**What needs to be done**
How many lines in the listing below include the word "JSON"? Answer with the number and nothing else.

── Records shown ──

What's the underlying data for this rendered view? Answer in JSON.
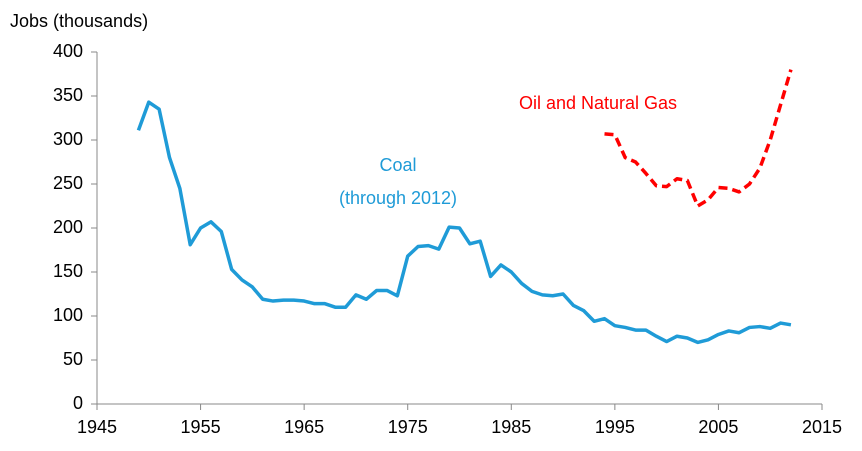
{
  "chart_data": {
    "type": "line",
    "y_label": "Jobs (thousands)",
    "x": [
      1949,
      1950,
      1951,
      1952,
      1953,
      1954,
      1955,
      1956,
      1957,
      1958,
      1959,
      1960,
      1961,
      1962,
      1963,
      1964,
      1965,
      1966,
      1967,
      1968,
      1969,
      1970,
      1971,
      1972,
      1973,
      1974,
      1975,
      1976,
      1977,
      1978,
      1979,
      1980,
      1981,
      1982,
      1983,
      1984,
      1985,
      1986,
      1987,
      1988,
      1989,
      1990,
      1991,
      1992,
      1993,
      1994,
      1995,
      1996,
      1997,
      1998,
      1999,
      2000,
      2001,
      2002,
      2003,
      2004,
      2005,
      2006,
      2007,
      2008,
      2009,
      2010,
      2011,
      2012
    ],
    "series": [
      {
        "name": "Coal",
        "note": "(through 2012)",
        "color": "#1f9bd7",
        "dashed": false,
        "values": [
          311,
          343,
          335,
          280,
          245,
          181,
          200,
          207,
          196,
          153,
          141,
          133,
          119,
          117,
          118,
          118,
          117,
          114,
          114,
          110,
          110,
          124,
          119,
          129,
          129,
          123,
          168,
          179,
          180,
          176,
          201,
          200,
          182,
          185,
          145,
          158,
          150,
          137,
          128,
          124,
          123,
          125,
          112,
          106,
          94,
          97,
          89,
          87,
          84,
          84,
          77,
          71,
          77,
          75,
          70,
          73,
          79,
          83,
          81,
          87,
          88,
          86,
          92,
          90
        ]
      },
      {
        "name": "Oil and Natural Gas",
        "color": "#ff0000",
        "dashed": true,
        "values": [
          null,
          null,
          null,
          null,
          null,
          null,
          null,
          null,
          null,
          null,
          null,
          null,
          null,
          null,
          null,
          null,
          null,
          null,
          null,
          null,
          null,
          null,
          null,
          null,
          null,
          null,
          null,
          null,
          null,
          null,
          null,
          null,
          null,
          null,
          null,
          null,
          null,
          null,
          null,
          null,
          null,
          null,
          null,
          null,
          null,
          307,
          306,
          280,
          275,
          262,
          248,
          247,
          256,
          254,
          225,
          232,
          246,
          245,
          241,
          250,
          268,
          300,
          340,
          380
        ]
      }
    ],
    "xlim": [
      1945,
      2015
    ],
    "xticks": [
      1945,
      1955,
      1965,
      1975,
      1985,
      1995,
      2005,
      2015
    ],
    "ylim": [
      0,
      400
    ],
    "yticks": [
      0,
      50,
      100,
      150,
      200,
      250,
      300,
      350,
      400
    ],
    "grid": false
  }
}
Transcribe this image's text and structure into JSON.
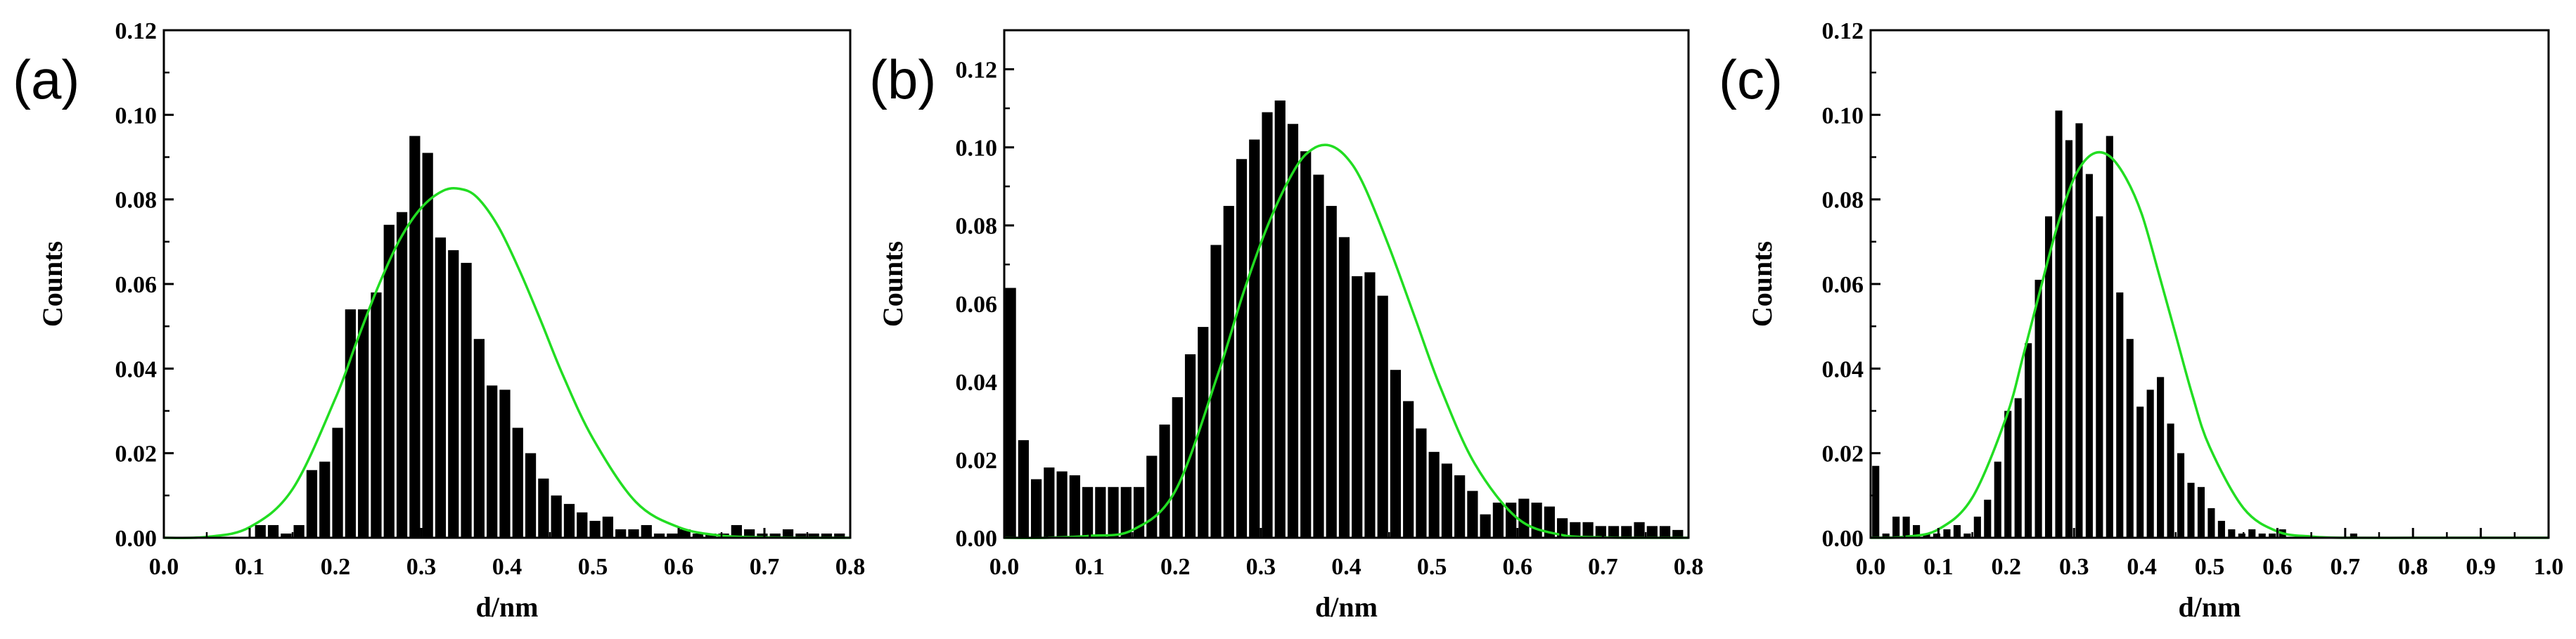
{
  "chart_data": [
    {
      "type": "bar",
      "panel_label": "(a)",
      "xlabel": "d/nm",
      "ylabel": "Counts",
      "xlim": [
        0.0,
        0.8
      ],
      "ylim": [
        0.0,
        0.12
      ],
      "xticks": [
        "0.0",
        "0.1",
        "0.2",
        "0.3",
        "0.4",
        "0.5",
        "0.6",
        "0.7",
        "0.8"
      ],
      "yticks": [
        "0.00",
        "0.02",
        "0.04",
        "0.06",
        "0.08",
        "0.10",
        "0.12"
      ],
      "bar_width": 0.0125,
      "bar_color": "#000000",
      "grid": false,
      "series": [
        {
          "type": "bar",
          "x": [
            0.1125,
            0.1275,
            0.1425,
            0.1575,
            0.1725,
            0.1875,
            0.2025,
            0.2175,
            0.2325,
            0.2475,
            0.2625,
            0.2775,
            0.2925,
            0.3075,
            0.3225,
            0.3375,
            0.3525,
            0.3675,
            0.3825,
            0.3975,
            0.4125,
            0.4275,
            0.4425,
            0.4575,
            0.4725,
            0.4875,
            0.5025,
            0.5175,
            0.5325,
            0.5475,
            0.5625,
            0.5775,
            0.5925,
            0.6075,
            0.6225,
            0.6375,
            0.6525,
            0.6675,
            0.6825,
            0.6975,
            0.7125,
            0.7275,
            0.7425,
            0.7575,
            0.7725,
            0.7875
          ],
          "values": [
            0.003,
            0.003,
            0.001,
            0.003,
            0.016,
            0.018,
            0.026,
            0.054,
            0.054,
            0.058,
            0.074,
            0.077,
            0.095,
            0.091,
            0.071,
            0.068,
            0.065,
            0.047,
            0.036,
            0.035,
            0.026,
            0.02,
            0.014,
            0.01,
            0.008,
            0.006,
            0.004,
            0.005,
            0.002,
            0.002,
            0.003,
            0.001,
            0.001,
            0.002,
            0.001,
            0.001,
            0.001,
            0.003,
            0.002,
            0.001,
            0.001,
            0.002,
            0.001,
            0.001,
            0.001,
            0.001
          ]
        },
        {
          "type": "line",
          "x": [
            0.0,
            0.05,
            0.1,
            0.15,
            0.2,
            0.225,
            0.25,
            0.275,
            0.3,
            0.325,
            0.345,
            0.365,
            0.39,
            0.415,
            0.44,
            0.465,
            0.5,
            0.55,
            0.6,
            0.65,
            0.7,
            0.75,
            0.8
          ],
          "values": [
            0.0,
            0.0002,
            0.0025,
            0.0115,
            0.033,
            0.0465,
            0.0595,
            0.0705,
            0.078,
            0.082,
            0.0825,
            0.0805,
            0.0735,
            0.063,
            0.051,
            0.0385,
            0.0235,
            0.0085,
            0.0025,
            0.0005,
            0.0001,
            0.0,
            0.0
          ],
          "color": "#22dd22"
        }
      ]
    },
    {
      "type": "bar",
      "panel_label": "(b)",
      "xlabel": "d/nm",
      "ylabel": "Counts",
      "xlim": [
        0.0,
        0.8
      ],
      "ylim": [
        0.0,
        0.13
      ],
      "xticks": [
        "0.0",
        "0.1",
        "0.2",
        "0.3",
        "0.4",
        "0.5",
        "0.6",
        "0.7",
        "0.8"
      ],
      "yticks": [
        "0.00",
        "0.02",
        "0.04",
        "0.06",
        "0.08",
        "0.10",
        "0.12"
      ],
      "bar_width": 0.0125,
      "bar_color": "#000000",
      "grid": false,
      "series": [
        {
          "type": "bar",
          "x": [
            0.0075,
            0.0225,
            0.0375,
            0.0525,
            0.0675,
            0.0825,
            0.0975,
            0.1125,
            0.1275,
            0.1425,
            0.1575,
            0.1725,
            0.1875,
            0.2025,
            0.2175,
            0.2325,
            0.2475,
            0.2625,
            0.2775,
            0.2925,
            0.3075,
            0.3225,
            0.3375,
            0.3525,
            0.3675,
            0.3825,
            0.3975,
            0.4125,
            0.4275,
            0.4425,
            0.4575,
            0.4725,
            0.4875,
            0.5025,
            0.5175,
            0.5325,
            0.5475,
            0.5625,
            0.5775,
            0.5925,
            0.6075,
            0.6225,
            0.6375,
            0.6525,
            0.6675,
            0.6825,
            0.6975,
            0.7125,
            0.7275,
            0.7425,
            0.7575,
            0.7725,
            0.7875
          ],
          "values": [
            0.064,
            0.025,
            0.015,
            0.018,
            0.017,
            0.016,
            0.013,
            0.013,
            0.013,
            0.013,
            0.013,
            0.021,
            0.029,
            0.036,
            0.047,
            0.054,
            0.075,
            0.085,
            0.097,
            0.102,
            0.109,
            0.112,
            0.106,
            0.099,
            0.093,
            0.085,
            0.077,
            0.067,
            0.068,
            0.062,
            0.043,
            0.035,
            0.028,
            0.022,
            0.019,
            0.016,
            0.012,
            0.006,
            0.009,
            0.009,
            0.01,
            0.009,
            0.008,
            0.005,
            0.004,
            0.004,
            0.003,
            0.003,
            0.003,
            0.004,
            0.003,
            0.003,
            0.002
          ]
        },
        {
          "type": "line",
          "x": [
            0.0,
            0.05,
            0.1,
            0.15,
            0.2,
            0.25,
            0.28,
            0.31,
            0.34,
            0.36,
            0.38,
            0.4,
            0.42,
            0.45,
            0.48,
            0.51,
            0.55,
            0.6,
            0.65,
            0.7,
            0.75,
            0.8
          ],
          "values": [
            0.0,
            0.0,
            0.0005,
            0.002,
            0.012,
            0.042,
            0.063,
            0.081,
            0.0945,
            0.0995,
            0.1005,
            0.0975,
            0.0905,
            0.0745,
            0.0565,
            0.0385,
            0.019,
            0.005,
            0.0008,
            0.0001,
            0.0,
            0.0
          ],
          "color": "#22dd22"
        }
      ]
    },
    {
      "type": "bar",
      "panel_label": "(c)",
      "xlabel": "d/nm",
      "ylabel": "Counts",
      "xlim": [
        0.0,
        1.0
      ],
      "ylim": [
        0.0,
        0.12
      ],
      "xticks": [
        "0.0",
        "0.1",
        "0.2",
        "0.3",
        "0.4",
        "0.5",
        "0.6",
        "0.7",
        "0.8",
        "0.9",
        "1.0"
      ],
      "yticks": [
        "0.00",
        "0.02",
        "0.04",
        "0.06",
        "0.08",
        "0.10",
        "0.12"
      ],
      "bar_width": 0.0105,
      "bar_color": "#000000",
      "grid": false,
      "series": [
        {
          "type": "bar",
          "x": [
            0.0075,
            0.0225,
            0.0375,
            0.0525,
            0.0675,
            0.0825,
            0.0975,
            0.1125,
            0.1275,
            0.1425,
            0.1575,
            0.1725,
            0.1875,
            0.2025,
            0.2175,
            0.2325,
            0.2475,
            0.2625,
            0.2775,
            0.2925,
            0.3075,
            0.3225,
            0.3375,
            0.3525,
            0.3675,
            0.3825,
            0.3975,
            0.4125,
            0.4275,
            0.4425,
            0.4575,
            0.4725,
            0.4875,
            0.5025,
            0.5175,
            0.5325,
            0.5475,
            0.5625,
            0.5775,
            0.5925,
            0.6075,
            0.7125
          ],
          "values": [
            0.017,
            0.001,
            0.005,
            0.005,
            0.003,
            0.001,
            0.001,
            0.002,
            0.003,
            0.001,
            0.005,
            0.009,
            0.018,
            0.03,
            0.033,
            0.046,
            0.061,
            0.076,
            0.101,
            0.094,
            0.098,
            0.086,
            0.076,
            0.095,
            0.058,
            0.047,
            0.031,
            0.035,
            0.038,
            0.027,
            0.02,
            0.013,
            0.012,
            0.007,
            0.004,
            0.002,
            0.001,
            0.002,
            0.001,
            0.001,
            0.002,
            0.001
          ]
        },
        {
          "type": "line",
          "x": [
            0.0,
            0.05,
            0.1,
            0.15,
            0.2,
            0.225,
            0.25,
            0.275,
            0.3,
            0.325,
            0.35,
            0.375,
            0.4,
            0.425,
            0.45,
            0.475,
            0.5,
            0.55,
            0.6,
            0.65,
            0.7,
            0.8,
            0.9,
            1.0
          ],
          "values": [
            0.0,
            0.0002,
            0.002,
            0.0095,
            0.0285,
            0.043,
            0.0585,
            0.0735,
            0.085,
            0.0905,
            0.0905,
            0.0855,
            0.0765,
            0.0625,
            0.048,
            0.0335,
            0.0215,
            0.007,
            0.0015,
            0.0003,
            0.0,
            0.0,
            0.0,
            0.0
          ],
          "color": "#22dd22"
        }
      ]
    }
  ]
}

───

**Written reply**
2